■ **Set problem**:
Filter the entries and keep only the lines where the string "Лекарственные" appears.

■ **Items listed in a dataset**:
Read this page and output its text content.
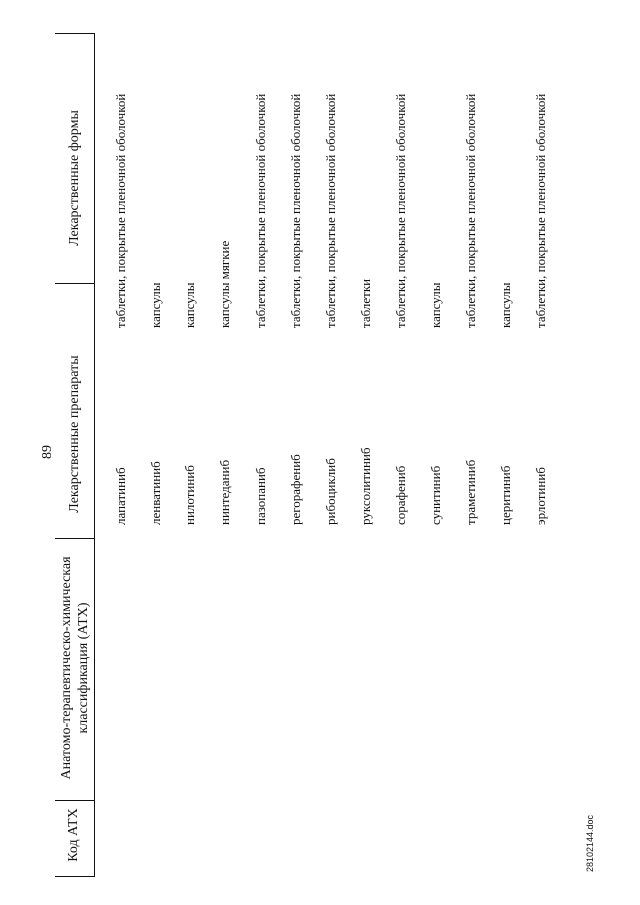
89
Код АТХ
Анатомо-терапевтическо-химическая классификация (АТХ)
Лекарственные препараты
Лекарственные формы
лапатиниб ленватиниб нилотиниб нинтеданиб пазопаниб регорафениб рибоциклиб руксолитиниб сорафениб сунитиниб траметиниб церитиниб эрлотиниб
таблетки, покрытые пленочной оболочкой капсулы капсулы капсулы мягкие таблетки, покрытые пленочной оболочкой таблетки, покрытые пленочной оболочкой таблетки, покрытые пленочной оболочкой таблетки таблетки, покрытые пленочной оболочкой капсулы таблетки, покрытые пленочной оболочкой капсулы таблетки, покрытые пленочной оболочкой
28102144.doc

■ **Reply**:
Лекарственные препараты
Лекарственные формы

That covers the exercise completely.